Your answer should be a single number: the count of lines holding the word "support".
━━━
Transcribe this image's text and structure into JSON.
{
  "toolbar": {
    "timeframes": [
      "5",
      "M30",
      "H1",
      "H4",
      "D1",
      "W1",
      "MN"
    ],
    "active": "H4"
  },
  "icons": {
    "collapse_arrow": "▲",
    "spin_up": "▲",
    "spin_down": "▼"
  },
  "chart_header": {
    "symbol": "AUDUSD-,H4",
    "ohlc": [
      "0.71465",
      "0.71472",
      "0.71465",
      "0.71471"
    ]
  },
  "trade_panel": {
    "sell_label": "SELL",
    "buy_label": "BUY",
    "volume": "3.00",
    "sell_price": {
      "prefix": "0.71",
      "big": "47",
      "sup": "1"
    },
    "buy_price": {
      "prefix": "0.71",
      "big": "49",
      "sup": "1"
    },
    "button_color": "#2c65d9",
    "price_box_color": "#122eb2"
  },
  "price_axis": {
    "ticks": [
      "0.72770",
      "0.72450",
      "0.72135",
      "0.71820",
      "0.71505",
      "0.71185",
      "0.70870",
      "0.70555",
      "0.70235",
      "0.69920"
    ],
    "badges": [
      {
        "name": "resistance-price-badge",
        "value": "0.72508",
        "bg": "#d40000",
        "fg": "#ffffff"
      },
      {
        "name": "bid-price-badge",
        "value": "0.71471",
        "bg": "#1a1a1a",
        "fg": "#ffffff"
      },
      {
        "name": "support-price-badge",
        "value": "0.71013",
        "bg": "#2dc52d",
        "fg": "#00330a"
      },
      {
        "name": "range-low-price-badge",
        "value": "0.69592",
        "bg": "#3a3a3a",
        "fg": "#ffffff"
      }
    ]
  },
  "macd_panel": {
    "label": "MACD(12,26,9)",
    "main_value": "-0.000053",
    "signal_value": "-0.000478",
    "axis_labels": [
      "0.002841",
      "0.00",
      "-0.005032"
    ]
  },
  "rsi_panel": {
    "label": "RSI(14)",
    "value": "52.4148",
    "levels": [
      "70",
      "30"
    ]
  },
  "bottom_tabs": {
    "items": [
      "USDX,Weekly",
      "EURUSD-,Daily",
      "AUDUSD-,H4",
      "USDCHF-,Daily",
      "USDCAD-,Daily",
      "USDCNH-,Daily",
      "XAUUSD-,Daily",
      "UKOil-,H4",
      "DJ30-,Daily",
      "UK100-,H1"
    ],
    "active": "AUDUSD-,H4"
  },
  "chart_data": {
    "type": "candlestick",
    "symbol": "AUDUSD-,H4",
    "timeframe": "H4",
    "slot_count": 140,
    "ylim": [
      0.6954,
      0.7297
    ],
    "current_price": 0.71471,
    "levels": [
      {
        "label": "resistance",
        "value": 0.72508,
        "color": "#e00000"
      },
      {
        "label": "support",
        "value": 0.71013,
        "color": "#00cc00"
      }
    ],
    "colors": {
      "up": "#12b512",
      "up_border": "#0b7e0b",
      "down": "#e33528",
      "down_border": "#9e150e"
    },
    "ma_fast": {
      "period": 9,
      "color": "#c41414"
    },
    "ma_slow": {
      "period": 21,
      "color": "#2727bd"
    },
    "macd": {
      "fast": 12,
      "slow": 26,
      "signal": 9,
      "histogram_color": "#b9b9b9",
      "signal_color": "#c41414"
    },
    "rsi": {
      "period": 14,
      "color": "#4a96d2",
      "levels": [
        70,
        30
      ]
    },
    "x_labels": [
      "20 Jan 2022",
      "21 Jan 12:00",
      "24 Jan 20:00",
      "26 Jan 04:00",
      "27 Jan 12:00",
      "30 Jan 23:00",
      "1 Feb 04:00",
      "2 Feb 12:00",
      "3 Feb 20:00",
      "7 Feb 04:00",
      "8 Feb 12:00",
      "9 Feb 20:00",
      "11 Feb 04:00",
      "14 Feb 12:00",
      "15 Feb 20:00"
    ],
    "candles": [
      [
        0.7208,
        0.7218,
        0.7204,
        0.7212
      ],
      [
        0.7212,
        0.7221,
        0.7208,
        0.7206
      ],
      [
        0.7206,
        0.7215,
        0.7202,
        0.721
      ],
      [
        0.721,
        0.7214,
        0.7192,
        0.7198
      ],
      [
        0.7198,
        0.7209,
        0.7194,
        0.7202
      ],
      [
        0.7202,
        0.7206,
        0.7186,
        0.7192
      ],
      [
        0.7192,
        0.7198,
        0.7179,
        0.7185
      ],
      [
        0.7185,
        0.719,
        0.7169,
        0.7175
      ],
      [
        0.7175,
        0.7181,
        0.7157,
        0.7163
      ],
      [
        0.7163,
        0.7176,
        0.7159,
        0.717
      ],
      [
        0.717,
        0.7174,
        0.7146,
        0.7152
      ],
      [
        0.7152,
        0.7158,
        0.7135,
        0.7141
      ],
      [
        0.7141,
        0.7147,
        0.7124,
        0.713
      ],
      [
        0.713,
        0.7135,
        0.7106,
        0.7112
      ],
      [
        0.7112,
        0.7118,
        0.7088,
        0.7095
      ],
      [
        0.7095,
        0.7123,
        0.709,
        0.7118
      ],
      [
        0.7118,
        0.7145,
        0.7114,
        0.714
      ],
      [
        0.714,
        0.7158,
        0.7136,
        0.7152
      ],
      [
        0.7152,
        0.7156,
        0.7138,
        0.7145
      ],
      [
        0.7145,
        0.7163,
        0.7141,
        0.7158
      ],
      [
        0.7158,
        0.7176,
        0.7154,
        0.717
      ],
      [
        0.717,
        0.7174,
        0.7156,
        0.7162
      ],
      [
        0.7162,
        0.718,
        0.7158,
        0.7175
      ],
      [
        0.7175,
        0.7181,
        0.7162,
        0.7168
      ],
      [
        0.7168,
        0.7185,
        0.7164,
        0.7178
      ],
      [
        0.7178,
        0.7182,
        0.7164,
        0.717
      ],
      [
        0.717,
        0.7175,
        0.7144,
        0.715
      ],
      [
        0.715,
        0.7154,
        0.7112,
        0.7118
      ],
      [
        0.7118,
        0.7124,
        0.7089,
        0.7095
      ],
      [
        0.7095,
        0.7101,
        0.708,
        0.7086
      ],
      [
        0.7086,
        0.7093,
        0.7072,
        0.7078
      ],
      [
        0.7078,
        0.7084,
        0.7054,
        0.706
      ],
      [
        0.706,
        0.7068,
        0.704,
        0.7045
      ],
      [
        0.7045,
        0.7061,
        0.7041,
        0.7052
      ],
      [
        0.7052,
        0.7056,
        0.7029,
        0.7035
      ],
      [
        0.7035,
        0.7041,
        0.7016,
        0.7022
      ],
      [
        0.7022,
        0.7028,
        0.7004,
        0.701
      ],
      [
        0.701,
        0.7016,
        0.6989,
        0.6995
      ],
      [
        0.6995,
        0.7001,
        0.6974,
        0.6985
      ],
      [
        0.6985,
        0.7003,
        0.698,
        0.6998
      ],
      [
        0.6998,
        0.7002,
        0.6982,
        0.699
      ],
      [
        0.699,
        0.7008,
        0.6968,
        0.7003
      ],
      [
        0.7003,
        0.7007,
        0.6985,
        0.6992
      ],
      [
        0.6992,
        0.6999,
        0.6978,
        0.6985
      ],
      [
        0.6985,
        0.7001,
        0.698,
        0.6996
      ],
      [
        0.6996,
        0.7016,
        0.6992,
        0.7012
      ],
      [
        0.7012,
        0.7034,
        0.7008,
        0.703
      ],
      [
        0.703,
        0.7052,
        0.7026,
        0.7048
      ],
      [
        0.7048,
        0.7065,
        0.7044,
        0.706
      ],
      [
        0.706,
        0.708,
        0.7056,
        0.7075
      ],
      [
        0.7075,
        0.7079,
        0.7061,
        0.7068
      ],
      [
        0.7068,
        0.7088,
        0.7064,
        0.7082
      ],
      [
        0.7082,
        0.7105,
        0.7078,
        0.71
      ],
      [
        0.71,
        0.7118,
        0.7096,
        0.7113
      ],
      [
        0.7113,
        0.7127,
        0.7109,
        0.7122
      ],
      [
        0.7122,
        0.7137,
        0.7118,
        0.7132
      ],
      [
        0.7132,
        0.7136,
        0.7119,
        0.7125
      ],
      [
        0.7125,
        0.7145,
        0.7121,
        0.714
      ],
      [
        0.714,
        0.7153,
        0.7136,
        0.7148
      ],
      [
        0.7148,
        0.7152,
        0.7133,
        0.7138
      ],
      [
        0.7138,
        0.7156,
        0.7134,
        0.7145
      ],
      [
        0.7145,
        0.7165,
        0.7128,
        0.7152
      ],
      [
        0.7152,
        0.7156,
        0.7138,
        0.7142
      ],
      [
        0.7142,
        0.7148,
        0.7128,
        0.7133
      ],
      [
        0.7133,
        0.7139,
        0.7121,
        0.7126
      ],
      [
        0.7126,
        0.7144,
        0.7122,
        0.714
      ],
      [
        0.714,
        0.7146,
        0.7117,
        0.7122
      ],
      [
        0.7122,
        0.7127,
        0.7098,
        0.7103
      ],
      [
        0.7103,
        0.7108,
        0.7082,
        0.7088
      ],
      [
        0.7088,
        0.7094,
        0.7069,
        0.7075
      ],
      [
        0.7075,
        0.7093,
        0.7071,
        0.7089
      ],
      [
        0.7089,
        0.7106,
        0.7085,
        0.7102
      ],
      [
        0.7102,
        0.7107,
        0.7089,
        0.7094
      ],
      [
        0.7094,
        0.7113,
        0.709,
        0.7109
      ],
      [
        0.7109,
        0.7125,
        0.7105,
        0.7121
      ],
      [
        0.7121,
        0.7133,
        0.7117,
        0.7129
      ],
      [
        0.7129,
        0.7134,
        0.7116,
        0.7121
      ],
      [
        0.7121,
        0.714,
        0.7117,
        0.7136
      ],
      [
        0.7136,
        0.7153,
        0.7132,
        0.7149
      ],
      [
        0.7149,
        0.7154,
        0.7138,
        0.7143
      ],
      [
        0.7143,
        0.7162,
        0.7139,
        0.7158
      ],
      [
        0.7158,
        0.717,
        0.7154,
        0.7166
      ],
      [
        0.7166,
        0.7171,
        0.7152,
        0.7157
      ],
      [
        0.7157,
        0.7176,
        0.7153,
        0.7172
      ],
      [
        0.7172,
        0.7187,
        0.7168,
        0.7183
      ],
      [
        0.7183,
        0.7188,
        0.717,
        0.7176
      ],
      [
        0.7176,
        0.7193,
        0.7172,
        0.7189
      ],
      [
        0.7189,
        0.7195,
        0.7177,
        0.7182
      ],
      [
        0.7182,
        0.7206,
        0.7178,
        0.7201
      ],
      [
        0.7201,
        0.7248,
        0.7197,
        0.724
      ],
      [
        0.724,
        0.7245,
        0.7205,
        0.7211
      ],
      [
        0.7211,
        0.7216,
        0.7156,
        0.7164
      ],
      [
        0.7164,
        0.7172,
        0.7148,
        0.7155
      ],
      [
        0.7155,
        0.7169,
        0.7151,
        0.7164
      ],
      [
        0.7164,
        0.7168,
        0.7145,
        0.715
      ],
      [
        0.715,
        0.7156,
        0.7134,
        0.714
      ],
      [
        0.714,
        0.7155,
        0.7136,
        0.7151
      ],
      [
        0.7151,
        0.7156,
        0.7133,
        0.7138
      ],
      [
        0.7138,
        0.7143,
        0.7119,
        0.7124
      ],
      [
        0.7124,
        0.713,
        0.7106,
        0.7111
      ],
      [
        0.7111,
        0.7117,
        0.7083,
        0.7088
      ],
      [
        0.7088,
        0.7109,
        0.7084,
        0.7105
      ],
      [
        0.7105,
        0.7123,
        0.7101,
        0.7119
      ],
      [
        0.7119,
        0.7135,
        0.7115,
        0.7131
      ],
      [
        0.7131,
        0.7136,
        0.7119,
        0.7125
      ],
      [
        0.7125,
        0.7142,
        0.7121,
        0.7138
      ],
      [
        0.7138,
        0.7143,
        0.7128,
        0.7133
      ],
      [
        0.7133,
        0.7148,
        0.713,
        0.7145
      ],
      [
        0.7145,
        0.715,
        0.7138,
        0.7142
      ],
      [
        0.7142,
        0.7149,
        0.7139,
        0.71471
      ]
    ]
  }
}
━━━
SOLUTION TO THIS PROBLEM →
2